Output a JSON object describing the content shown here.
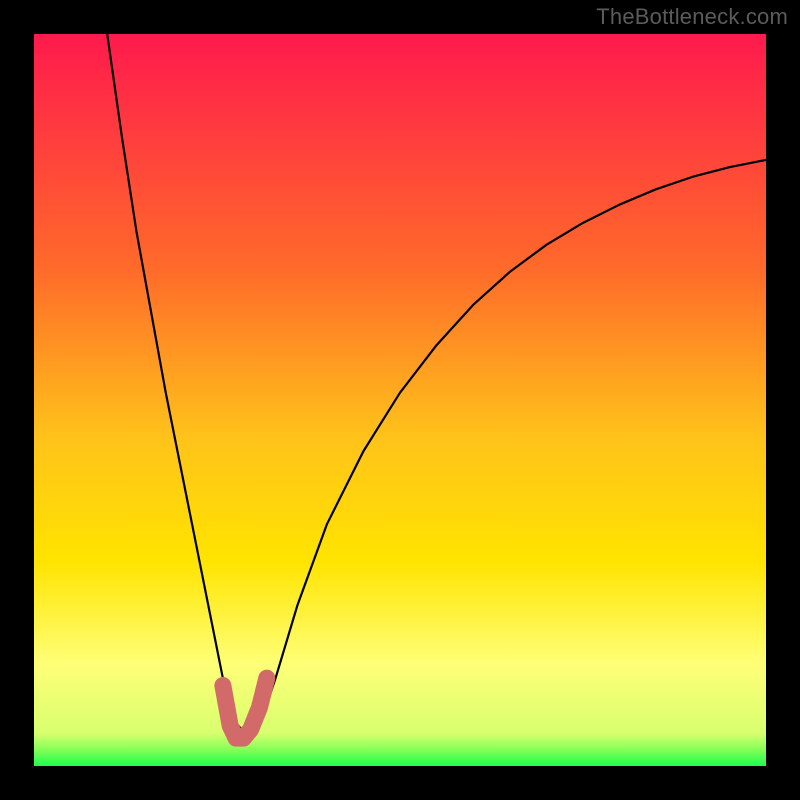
{
  "watermark": "TheBottleneck.com",
  "chart_data": {
    "type": "line",
    "title": "",
    "xlabel": "",
    "ylabel": "",
    "xlim": [
      0,
      100
    ],
    "ylim": [
      0,
      100
    ],
    "background_gradient": {
      "top": "#ff1a4d",
      "mid_upper": "#ff8a1f",
      "mid": "#ffe400",
      "lower": "#ffff77",
      "bottom": "#1cff4a"
    },
    "series": [
      {
        "name": "curve",
        "color": "#000000",
        "x": [
          10,
          12,
          14,
          16,
          18,
          20,
          22,
          24,
          25.8,
          27.5,
          29.2,
          31,
          33,
          36,
          40,
          45,
          50,
          55,
          60,
          65,
          70,
          75,
          80,
          85,
          90,
          95,
          100
        ],
        "y": [
          100,
          86,
          73,
          62,
          51,
          41,
          31,
          21,
          12,
          6,
          4,
          6,
          12,
          22,
          33,
          43,
          51,
          57.5,
          63,
          67.5,
          71.2,
          74.2,
          76.7,
          78.8,
          80.5,
          81.8,
          82.8
        ]
      },
      {
        "name": "highlight",
        "color": "#d36a6a",
        "thick": true,
        "x": [
          25.8,
          26.8,
          27.6,
          28.6,
          29.6,
          30.8,
          31.8
        ],
        "y": [
          11,
          5.5,
          3.8,
          3.8,
          5.0,
          8.0,
          12
        ]
      }
    ]
  }
}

####

**Task to carry out:**
All of the data above should be transcribed verbatim, with pictures omitted.

**Complete output:**
Output a JSON object describing the content shown here.
{
  "watermark": "TheBottleneck.com",
  "chart_data": {
    "type": "line",
    "title": "",
    "xlabel": "",
    "ylabel": "",
    "xlim": [
      0,
      100
    ],
    "ylim": [
      0,
      100
    ],
    "background_gradient": {
      "top": "#ff1a4d",
      "mid_upper": "#ff8a1f",
      "mid": "#ffe400",
      "lower": "#ffff77",
      "bottom": "#1cff4a"
    },
    "series": [
      {
        "name": "curve",
        "color": "#000000",
        "x": [
          10,
          12,
          14,
          16,
          18,
          20,
          22,
          24,
          25.8,
          27.5,
          29.2,
          31,
          33,
          36,
          40,
          45,
          50,
          55,
          60,
          65,
          70,
          75,
          80,
          85,
          90,
          95,
          100
        ],
        "y": [
          100,
          86,
          73,
          62,
          51,
          41,
          31,
          21,
          12,
          6,
          4,
          6,
          12,
          22,
          33,
          43,
          51,
          57.5,
          63,
          67.5,
          71.2,
          74.2,
          76.7,
          78.8,
          80.5,
          81.8,
          82.8
        ]
      },
      {
        "name": "highlight",
        "color": "#d36a6a",
        "thick": true,
        "x": [
          25.8,
          26.8,
          27.6,
          28.6,
          29.6,
          30.8,
          31.8
        ],
        "y": [
          11,
          5.5,
          3.8,
          3.8,
          5.0,
          8.0,
          12
        ]
      }
    ]
  }
}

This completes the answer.